===== Entries =====

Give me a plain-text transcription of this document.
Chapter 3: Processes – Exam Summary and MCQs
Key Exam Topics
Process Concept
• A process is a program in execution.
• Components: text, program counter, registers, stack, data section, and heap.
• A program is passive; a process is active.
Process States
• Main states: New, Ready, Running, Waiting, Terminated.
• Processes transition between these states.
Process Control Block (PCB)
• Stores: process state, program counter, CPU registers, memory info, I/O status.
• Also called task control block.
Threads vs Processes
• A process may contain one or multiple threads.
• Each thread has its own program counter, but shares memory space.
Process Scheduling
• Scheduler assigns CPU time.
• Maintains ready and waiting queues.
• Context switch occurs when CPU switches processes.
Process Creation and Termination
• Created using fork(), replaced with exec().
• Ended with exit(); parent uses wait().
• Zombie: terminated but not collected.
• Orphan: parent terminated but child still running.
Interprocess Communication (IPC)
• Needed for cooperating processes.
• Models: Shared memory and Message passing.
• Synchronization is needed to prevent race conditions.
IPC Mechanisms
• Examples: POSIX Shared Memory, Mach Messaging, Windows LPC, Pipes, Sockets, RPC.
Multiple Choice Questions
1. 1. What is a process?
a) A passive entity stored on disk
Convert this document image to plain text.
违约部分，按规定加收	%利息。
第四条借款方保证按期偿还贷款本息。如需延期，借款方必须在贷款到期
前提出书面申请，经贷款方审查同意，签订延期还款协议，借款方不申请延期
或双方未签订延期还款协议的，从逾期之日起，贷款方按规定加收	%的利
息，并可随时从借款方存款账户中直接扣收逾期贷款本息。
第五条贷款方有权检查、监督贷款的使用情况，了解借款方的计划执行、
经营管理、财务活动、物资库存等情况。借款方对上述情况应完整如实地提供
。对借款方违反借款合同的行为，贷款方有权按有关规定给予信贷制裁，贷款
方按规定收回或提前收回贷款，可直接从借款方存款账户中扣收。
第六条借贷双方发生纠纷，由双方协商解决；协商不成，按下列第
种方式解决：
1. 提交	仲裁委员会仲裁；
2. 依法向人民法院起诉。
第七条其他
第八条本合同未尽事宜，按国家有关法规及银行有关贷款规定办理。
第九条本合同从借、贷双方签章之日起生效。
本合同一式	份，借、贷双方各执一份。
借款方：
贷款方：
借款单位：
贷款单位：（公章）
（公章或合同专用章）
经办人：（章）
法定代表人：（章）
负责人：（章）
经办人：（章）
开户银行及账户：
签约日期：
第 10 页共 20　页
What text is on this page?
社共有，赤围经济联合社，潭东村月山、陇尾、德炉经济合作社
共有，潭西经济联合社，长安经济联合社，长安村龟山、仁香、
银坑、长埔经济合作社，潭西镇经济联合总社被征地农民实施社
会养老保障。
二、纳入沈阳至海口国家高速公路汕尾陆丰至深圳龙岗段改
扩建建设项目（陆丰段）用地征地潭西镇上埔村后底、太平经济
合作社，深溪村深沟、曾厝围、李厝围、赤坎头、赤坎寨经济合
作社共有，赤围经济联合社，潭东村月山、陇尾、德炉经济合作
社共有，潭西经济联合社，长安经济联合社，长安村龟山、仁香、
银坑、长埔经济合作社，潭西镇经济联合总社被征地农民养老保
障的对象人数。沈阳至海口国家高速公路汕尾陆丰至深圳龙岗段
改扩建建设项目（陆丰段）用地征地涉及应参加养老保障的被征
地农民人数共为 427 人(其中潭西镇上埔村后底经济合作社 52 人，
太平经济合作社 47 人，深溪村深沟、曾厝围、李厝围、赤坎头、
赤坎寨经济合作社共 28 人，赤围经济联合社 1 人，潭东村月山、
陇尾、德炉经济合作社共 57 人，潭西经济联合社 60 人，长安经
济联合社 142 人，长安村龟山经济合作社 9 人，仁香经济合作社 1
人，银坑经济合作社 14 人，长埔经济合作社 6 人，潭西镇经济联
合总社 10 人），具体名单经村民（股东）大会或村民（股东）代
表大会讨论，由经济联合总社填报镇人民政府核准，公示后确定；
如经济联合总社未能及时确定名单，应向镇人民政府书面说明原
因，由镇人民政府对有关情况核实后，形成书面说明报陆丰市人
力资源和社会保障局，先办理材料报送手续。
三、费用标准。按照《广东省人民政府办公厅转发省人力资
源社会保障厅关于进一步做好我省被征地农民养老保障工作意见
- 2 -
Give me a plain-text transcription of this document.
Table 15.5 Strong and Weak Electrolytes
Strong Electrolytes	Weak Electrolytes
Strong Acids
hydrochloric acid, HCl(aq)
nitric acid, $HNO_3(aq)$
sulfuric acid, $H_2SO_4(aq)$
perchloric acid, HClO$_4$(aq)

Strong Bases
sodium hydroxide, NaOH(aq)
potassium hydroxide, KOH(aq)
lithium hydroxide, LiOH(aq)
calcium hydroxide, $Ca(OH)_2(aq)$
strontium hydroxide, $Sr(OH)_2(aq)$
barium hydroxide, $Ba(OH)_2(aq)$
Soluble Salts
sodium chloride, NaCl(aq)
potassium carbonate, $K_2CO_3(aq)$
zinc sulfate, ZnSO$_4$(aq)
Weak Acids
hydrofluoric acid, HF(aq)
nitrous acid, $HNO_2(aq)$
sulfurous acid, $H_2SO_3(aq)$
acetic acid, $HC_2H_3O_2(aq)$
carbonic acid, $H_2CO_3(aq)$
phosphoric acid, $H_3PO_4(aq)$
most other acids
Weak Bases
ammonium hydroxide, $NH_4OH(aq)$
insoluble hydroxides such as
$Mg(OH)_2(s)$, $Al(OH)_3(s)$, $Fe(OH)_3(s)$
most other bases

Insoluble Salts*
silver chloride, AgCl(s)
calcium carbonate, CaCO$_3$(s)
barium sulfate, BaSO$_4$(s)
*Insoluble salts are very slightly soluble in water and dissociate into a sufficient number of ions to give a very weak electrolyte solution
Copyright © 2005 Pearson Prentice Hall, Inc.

=====

Copy every line of the material, please, keeping it exactly the same.

**Full output**
Give me a plain-text transcription of this document.
Chapter 3: Processes – Exam Summary and MCQs
Key Exam Topics
Process Concept
• A process is a program in execution.
• Components: text, program counter, registers, stack, data section, and heap.
• A program is passive; a process is active.
Process States
• Main states: New, Ready, Running, Waiting, Terminated.
• Processes transition between these states.
Process Control Block (PCB)
• Stores: process state, program counter, CPU registers, memory info, I/O status.
• Also called task control block.
Threads vs Processes
• A process may contain one or multiple threads.
• Each thread has its own program counter, but shares memory space.
Process Scheduling
• Scheduler assigns CPU time.
• Maintains ready and waiting queues.
• Context switch occurs when CPU switches processes.
Process Creation and Termination
• Created using fork(), replaced with exec().
• Ended with exit(); parent uses wait().
• Zombie: terminated but not collected.
• Orphan: parent terminated but child still running.
Interprocess Communication (IPC)
• Needed for cooperating processes.
• Models: Shared memory and Message passing.
• Synchronization is needed to prevent race conditions.
IPC Mechanisms
• Examples: POSIX Shared Memory, Mach Messaging, Windows LPC, Pipes, Sockets, RPC.
Multiple Choice Questions
1. 1. What is a process?
a) A passive entity stored on disk
Convert this document image to plain text.
违约部分，按规定加收	%利息。
第四条借款方保证按期偿还贷款本息。如需延期，借款方必须在贷款到期
前提出书面申请，经贷款方审查同意，签订延期还款协议，借款方不申请延期
或双方未签订延期还款协议的，从逾期之日起，贷款方按规定加收	%的利
息，并可随时从借款方存款账户中直接扣收逾期贷款本息。
第五条贷款方有权检查、监督贷款的使用情况，了解借款方的计划执行、
经营管理、财务活动、物资库存等情况。借款方对上述情况应完整如实地提供
。对借款方违反借款合同的行为，贷款方有权按有关规定给予信贷制裁，贷款
方按规定收回或提前收回贷款，可直接从借款方存款账户中扣收。
第六条借贷双方发生纠纷，由双方协商解决；协商不成，按下列第
种方式解决：
1. 提交	仲裁委员会仲裁；
2. 依法向人民法院起诉。
第七条其他
第八条本合同未尽事宜，按国家有关法规及银行有关贷款规定办理。
第九条本合同从借、贷双方签章之日起生效。
本合同一式	份，借、贷双方各执一份。
借款方：
贷款方：
借款单位：
贷款单位：（公章）
（公章或合同专用章）
经办人：（章）
法定代表人：（章）
负责人：（章）
经办人：（章）
开户银行及账户：
签约日期：
第 10 页共 20　页
What text is on this page?
社共有，赤围经济联合社，潭东村月山、陇尾、德炉经济合作社
共有，潭西经济联合社，长安经济联合社，长安村龟山、仁香、
银坑、长埔经济合作社，潭西镇经济联合总社被征地农民实施社
会养老保障。
二、纳入沈阳至海口国家高速公路汕尾陆丰至深圳龙岗段改
扩建建设项目（陆丰段）用地征地潭西镇上埔村后底、太平经济
合作社，深溪村深沟、曾厝围、李厝围、赤坎头、赤坎寨经济合
作社共有，赤围经济联合社，潭东村月山、陇尾、德炉经济合作
社共有，潭西经济联合社，长安经济联合社，长安村龟山、仁香、
银坑、长埔经济合作社，潭西镇经济联合总社被征地农民养老保
障的对象人数。沈阳至海口国家高速公路汕尾陆丰至深圳龙岗段
改扩建建设项目（陆丰段）用地征地涉及应参加养老保障的被征
地农民人数共为 427 人(其中潭西镇上埔村后底经济合作社 52 人，
太平经济合作社 47 人，深溪村深沟、曾厝围、李厝围、赤坎头、
赤坎寨经济合作社共 28 人，赤围经济联合社 1 人，潭东村月山、
陇尾、德炉经济合作社共 57 人，潭西经济联合社 60 人，长安经
济联合社 142 人，长安村龟山经济合作社 9 人，仁香经济合作社 1
人，银坑经济合作社 14 人，长埔经济合作社 6 人，潭西镇经济联
合总社 10 人），具体名单经村民（股东）大会或村民（股东）代
表大会讨论，由经济联合总社填报镇人民政府核准，公示后确定；
如经济联合总社未能及时确定名单，应向镇人民政府书面说明原
因，由镇人民政府对有关情况核实后，形成书面说明报陆丰市人
力资源和社会保障局，先办理材料报送手续。
三、费用标准。按照《广东省人民政府办公厅转发省人力资
源社会保障厅关于进一步做好我省被征地农民养老保障工作意见
- 2 -
Give me a plain-text transcription of this document.
Table 15.5 Strong and Weak Electrolytes
Strong Electrolytes	Weak Electrolytes
Strong Acids
hydrochloric acid, HCl(aq)
nitric acid, $HNO_3(aq)$
sulfuric acid, $H_2SO_4(aq)$
perchloric acid, HClO$_4$(aq)

Strong Bases
sodium hydroxide, NaOH(aq)
potassium hydroxide, KOH(aq)
lithium hydroxide, LiOH(aq)
calcium hydroxide, $Ca(OH)_2(aq)$
strontium hydroxide, $Sr(OH)_2(aq)$
barium hydroxide, $Ba(OH)_2(aq)$
Soluble Salts
sodium chloride, NaCl(aq)
potassium carbonate, $K_2CO_3(aq)$
zinc sulfate, ZnSO$_4$(aq)
Weak Acids
hydrofluoric acid, HF(aq)
nitrous acid, $HNO_2(aq)$
sulfurous acid, $H_2SO_3(aq)$
acetic acid, $HC_2H_3O_2(aq)$
carbonic acid, $H_2CO_3(aq)$
phosphoric acid, $H_3PO_4(aq)$
most other acids
Weak Bases
ammonium hydroxide, $NH_4OH(aq)$
insoluble hydroxides such as
$Mg(OH)_2(s)$, $Al(OH)_3(s)$, $Fe(OH)_3(s)$
most other bases

Insoluble Salts*
silver chloride, AgCl(s)
calcium carbonate, CaCO$_3$(s)
barium sulfate, BaSO$_4$(s)
*Insoluble salts are very slightly soluble in water and dissociate into a sufficient number of ions to give a very weak electrolyte solution
Copyright © 2005 Pearson Prentice Hall, Inc.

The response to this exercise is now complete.